We're spending $52 BILLION on farm aid, 80% of it to profitable farms. We're facing a serious debt load. Far lower as a percentage of GDP than Democrats would have you believe, but a serious and unproductive debt nonetheless. Just as an aside, this is not like your personal economics, as so many Congresspeople would have you believe, debt can be a good thing in terms of investment, but more on that another day... our current debt is not productive. Do you know how much of our debt we could pay off with $42.6 BILLION (the 80% of the $52 billion we give to huge farms)? That's right, we could pay off $42.6 BILLION.

The math is not so hard, but the contortions that farm state Republicans go through in order to pretned that this is a conservative move is freakin hard. This is the kind of thing that could turn me into a Democrat. Thank goodness the Democrats are always there to remind me why I would never do that...

BTW, sorry for all the caps in this episode. I get unusually excited when talking about farms. ahem.

Sunday, April 10, 2005

Best sign that Democracy is winning in Iraq? Al-Sadr is back

Muqtada al-Sadr staged a large anti-American protest, and has vowed to follow it up with a campaign to oust U.S. troops from Iraq. Why is this such good news? The campaign is to be non-violent, and the demonstrators in the march were told not to carry guns or to chant slogans against the new Iraqi government.

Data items
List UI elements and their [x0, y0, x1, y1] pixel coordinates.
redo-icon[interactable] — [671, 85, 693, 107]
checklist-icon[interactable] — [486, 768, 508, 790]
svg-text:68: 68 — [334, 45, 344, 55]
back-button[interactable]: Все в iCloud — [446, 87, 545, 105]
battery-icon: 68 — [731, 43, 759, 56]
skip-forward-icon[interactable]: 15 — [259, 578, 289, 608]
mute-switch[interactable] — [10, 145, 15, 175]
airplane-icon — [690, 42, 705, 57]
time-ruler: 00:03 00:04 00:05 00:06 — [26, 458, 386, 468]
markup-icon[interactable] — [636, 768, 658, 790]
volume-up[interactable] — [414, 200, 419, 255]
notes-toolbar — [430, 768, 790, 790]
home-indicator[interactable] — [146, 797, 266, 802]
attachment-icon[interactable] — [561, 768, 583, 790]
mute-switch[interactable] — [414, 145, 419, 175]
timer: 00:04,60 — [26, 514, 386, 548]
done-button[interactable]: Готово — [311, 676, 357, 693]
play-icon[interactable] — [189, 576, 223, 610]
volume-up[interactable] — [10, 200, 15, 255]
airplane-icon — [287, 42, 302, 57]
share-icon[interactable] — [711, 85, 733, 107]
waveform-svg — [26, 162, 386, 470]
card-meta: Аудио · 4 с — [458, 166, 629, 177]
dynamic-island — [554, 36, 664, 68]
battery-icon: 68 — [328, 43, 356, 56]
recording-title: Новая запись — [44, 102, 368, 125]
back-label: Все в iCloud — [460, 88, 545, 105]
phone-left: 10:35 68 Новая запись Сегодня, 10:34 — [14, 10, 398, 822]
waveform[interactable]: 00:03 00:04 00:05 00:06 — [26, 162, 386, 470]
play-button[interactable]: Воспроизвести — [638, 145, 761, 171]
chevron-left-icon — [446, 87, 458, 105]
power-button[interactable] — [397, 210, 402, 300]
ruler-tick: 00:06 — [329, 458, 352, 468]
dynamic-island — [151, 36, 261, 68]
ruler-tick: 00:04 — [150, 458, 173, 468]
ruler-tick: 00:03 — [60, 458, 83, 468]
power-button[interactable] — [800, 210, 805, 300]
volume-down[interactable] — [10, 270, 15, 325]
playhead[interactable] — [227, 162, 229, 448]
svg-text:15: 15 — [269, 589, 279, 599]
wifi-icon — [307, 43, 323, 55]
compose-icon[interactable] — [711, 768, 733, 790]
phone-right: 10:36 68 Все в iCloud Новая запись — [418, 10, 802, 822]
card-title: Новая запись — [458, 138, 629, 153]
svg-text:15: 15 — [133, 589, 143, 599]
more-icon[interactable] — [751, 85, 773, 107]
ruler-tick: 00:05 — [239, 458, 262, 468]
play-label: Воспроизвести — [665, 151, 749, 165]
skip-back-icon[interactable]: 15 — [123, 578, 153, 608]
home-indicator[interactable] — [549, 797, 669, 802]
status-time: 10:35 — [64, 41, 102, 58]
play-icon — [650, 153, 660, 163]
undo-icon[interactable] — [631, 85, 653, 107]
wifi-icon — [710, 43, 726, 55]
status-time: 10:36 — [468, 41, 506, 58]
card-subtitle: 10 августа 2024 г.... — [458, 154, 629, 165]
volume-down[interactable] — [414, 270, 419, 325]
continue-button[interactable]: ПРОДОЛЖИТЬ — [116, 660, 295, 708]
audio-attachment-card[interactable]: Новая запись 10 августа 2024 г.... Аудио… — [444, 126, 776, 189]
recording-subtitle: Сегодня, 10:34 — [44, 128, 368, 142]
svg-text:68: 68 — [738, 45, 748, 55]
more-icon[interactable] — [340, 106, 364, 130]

_Problems and tasks_
1. Check statements (a), (b) and (c) against the blog text. For each, answer yes or no and quote the deciding words of the text. (a) The text states that 80% of the farm aid goes to profitable farms. (b) Al-Sadr's campaign to oust U.S. troops is described as violent. (c) The demonstrators in the march were told to carry guns.
2. What date heads the post about al-Sadr in the blog text?
3. Write the next part of the blog text, starting after its final sentence.

_Answers_
1.
(a) Yes: "80% of it to profitable farms"
(b) No: "The campaign is to be non-violent"
(c) No: "the demonstrators in the march were told not to carry guns"

2. Sunday, April 10, 2005.

3.
The man who gauged Iraqi sentiment last year and judged it to be violent and anti-American was right then, and he's right again now. Iraqis support their new government, and they have not just given up on violence, but they've utterly rejected it in favor of grassroots political action.

In other words, Iraqis see the power of peaceful democracy, and they like it. Amazing.

Al-Sadr is demanding a timetable for an American pullout, and is campaigning to put himself in a position of power in a democratic opposition. He will not get the timetable, but his position is revealing. This cleric (I will not say "firebrand", if for no other reason than to keep you from getting repetitive imitation stress disorder) has now accepted that the U.S. intends to leave, the only question is when. Al-Sadr is now getting as much political capital as he can before we leave.

If I may opine by extension (try to stop me...), it looks to me as if Iraqis may be closer to maintaining their own country than most Americans think. Opposition figures are looking not to become warlords, but to squeeze the last bits of capital out of anti-Americanism before we're gone.

A banner day. I predict an 80% pullout within 2 years.

Update!

The day after I published this last line, Iraqi President Jalal Talbani told reporters he expects a U.S. pullout in two years. Weird.

Friday, April 01, 2005

The North Koreans are crazy bastards.

North Korea will return to the six-party talks, but only if Secretary Rice retracts her "outpost of tyranny" comment and apologizes.

Uh huh.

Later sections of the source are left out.